- **STATED PROBLEM**: Check every line of the material below for "Lots". Give the number of lines that have it, and only that.
>>>
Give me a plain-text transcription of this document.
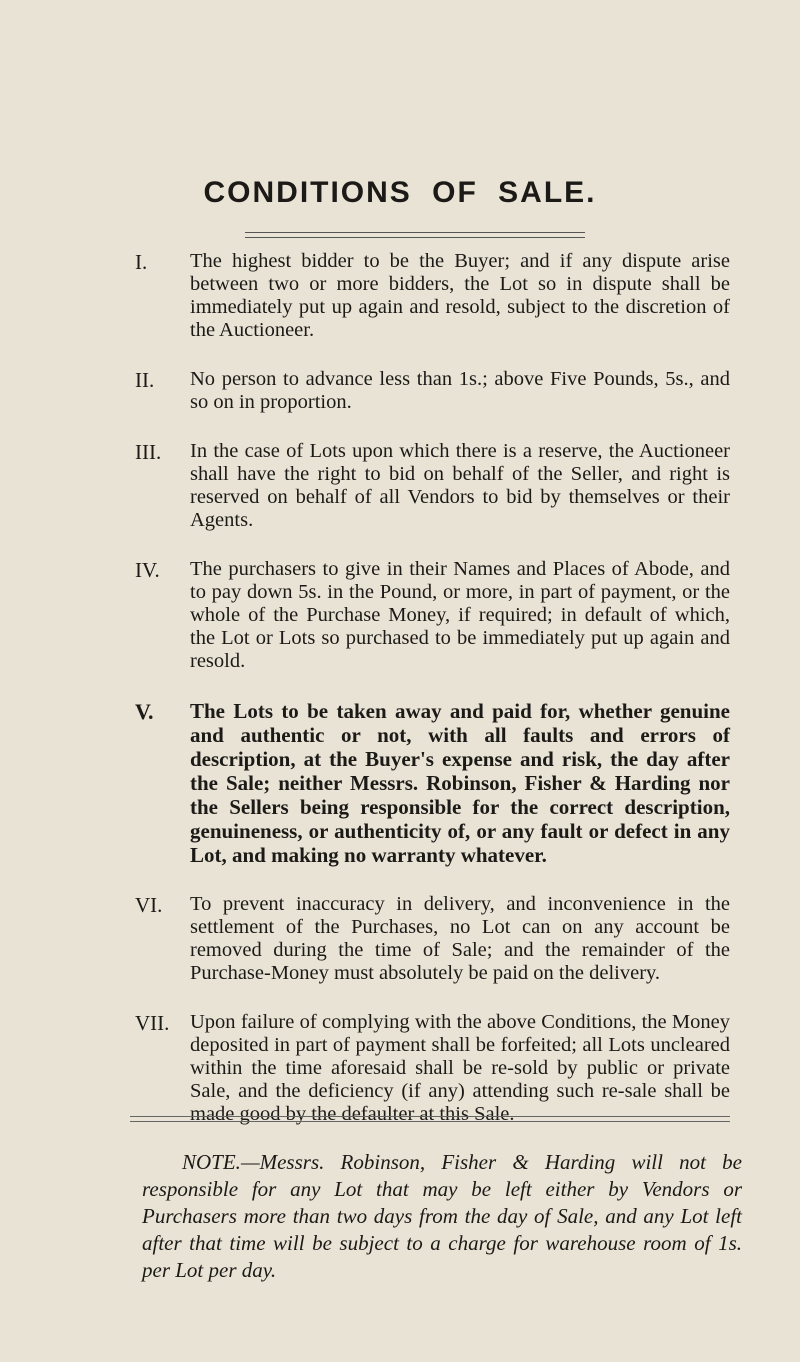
CONDITIONS OF SALE.
I. The highest bidder to be the Buyer; and if any dispute arise between two or more bidders, the Lot so in dispute shall be immediately put up again and resold, subject to the discretion of the Auctioneer.
II. No person to advance less than 1s.; above Five Pounds, 5s., and so on in proportion.
III. In the case of Lots upon which there is a reserve, the Auctioneer shall have the right to bid on behalf of the Seller, and right is reserved on behalf of all Vendors to bid by themselves or their Agents.
IV. The purchasers to give in their Names and Places of Abode, and to pay down 5s. in the Pound, or more, in part of payment, or the whole of the Purchase Money, if required; in default of which, the Lot or Lots so purchased to be immediately put up again and resold.
V. The Lots to be taken away and paid for, whether genuine and authentic or not, with all faults and errors of description, at the Buyer's expense and risk, the day after the Sale; neither Messrs. Robinson, Fisher & Harding nor the Sellers being responsible for the correct description, genuineness, or authenticity of, or any fault or defect in any Lot, and making no warranty whatever.
VI. To prevent inaccuracy in delivery, and inconvenience in the settlement of the Purchases, no Lot can on any account be removed during the time of Sale; and the remainder of the Purchase-Money must absolutely be paid on the delivery.
VII. Upon failure of complying with the above Conditions, the Money deposited in part of payment shall be forfeited; all Lots uncleared within the time aforesaid shall be re-sold by public or private Sale, and the deficiency (if any) attending such re-sale shall be made good by the defaulter at this Sale.

NOTE.—Messrs. Robinson, Fisher & Harding will not be responsible for any Lot that may be left either by Vendors or Purchasers more than two days from the day of Sale, and any Lot left after that time will be subject to a charge for warehouse room of 1s. per Lot per day.
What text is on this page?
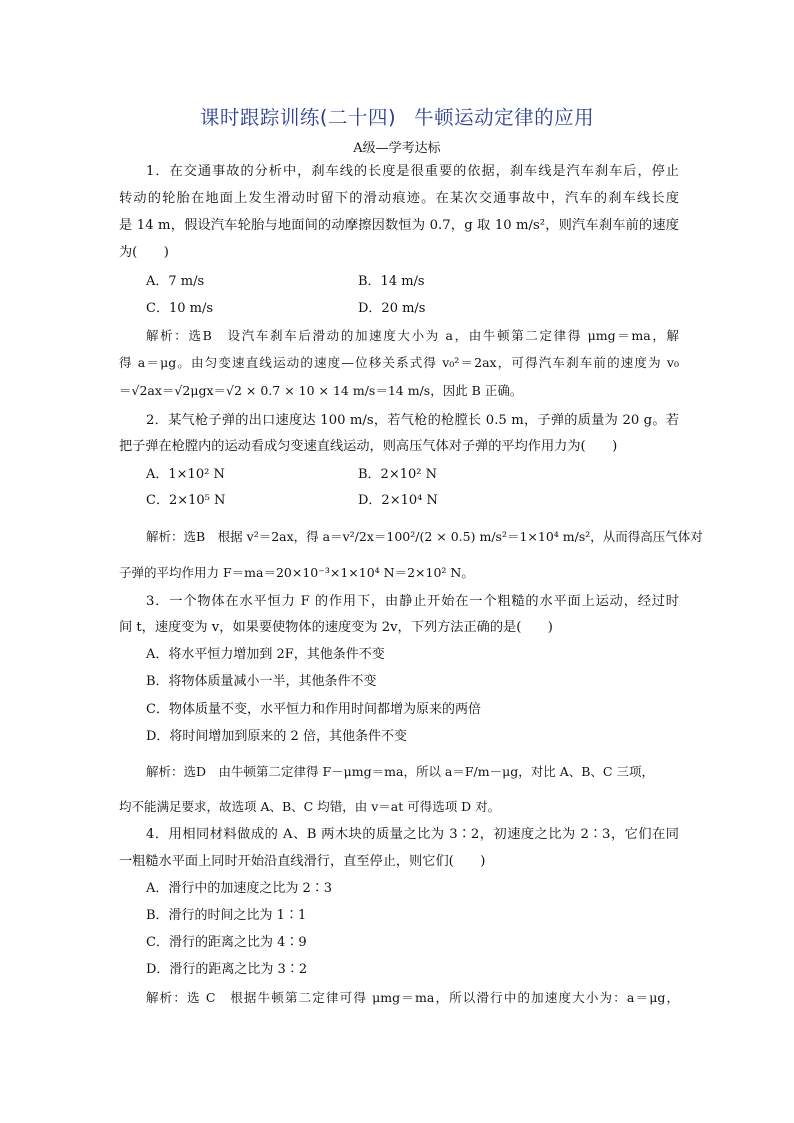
课时跟踪训练(二十四) 牛顿运动定律的应用
A级—学考达标
1．在交通事故的分析中，刹车线的长度是很重要的依据，刹车线是汽车刹车后，停止
转动的轮胎在地面上发生滑动时留下的滑动痕迹。在某次交通事故中，汽车的刹车线长度
是 14 m，假设汽车轮胎与地面间的动摩擦因数恒为 0.7，g 取 10 m/s²，则汽车刹车前的速度
为(　　)
A．7 m/s	B．14 m/s
C．10 m/s	D．20 m/s
解析：选B　设汽车刹车后滑动的加速度大小为 a，由牛顿第二定律得 μmg＝ma，解
得 a＝μg。由匀变速直线运动的速度—位移关系式得 v₀²＝2ax，可得汽车刹车前的速度为 v₀
＝√2ax＝√2μgx＝√2 × 0.7 × 10 × 14 m/s＝14 m/s，因此 B 正确。
2．某气枪子弹的出口速度达 100 m/s，若气枪的枪膛长 0.5 m，子弹的质量为 20 g。若
把子弹在枪膛内的运动看成匀变速直线运动，则高压气体对子弹的平均作用力为(　　)
A．1×10² N	B．2×10² N
C．2×10⁵ N	D．2×10⁴ N
解析：选B　根据 v²＝2ax，得 a＝v²/2x＝100²/(2 × 0.5) m/s²＝1×10⁴ m/s²，从而得高压气体对
子弹的平均作用力 F＝ma＝20×10⁻³×1×10⁴ N＝2×10² N。
3．一个物体在水平恒力 F 的作用下，由静止开始在一个粗糙的水平面上运动，经过时
间 t，速度变为 v，如果要使物体的速度变为 2v，下列方法正确的是(　　)
A．将水平恒力增加到 2F，其他条件不变
B．将物体质量减小一半，其他条件不变
C．物体质量不变，水平恒力和作用时间都增为原来的两倍
D．将时间增加到原来的 2 倍，其他条件不变
解析：选D　由牛顿第二定律得 F－μmg＝ma，所以 a＝F/m－μg，对比 A、B、C 三项，
均不能满足要求，故选项 A、B、C 均错，由 v＝at 可得选项 D 对。
4．用相同材料做成的 A、B 两木块的质量之比为 3∶2，初速度之比为 2∶3，它们在同
一粗糙水平面上同时开始沿直线滑行，直至停止，则它们(　　)
A．滑行中的加速度之比为 2∶3
B．滑行的时间之比为 1∶1
C．滑行的距离之比为 4∶9
D．滑行的距离之比为 3∶2
解析：选 C　根据牛顿第二定律可得 μmg＝ma，所以滑行中的加速度大小为：a＝μg，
<<<
- **ANSWER TO THE PROBLEM**: 4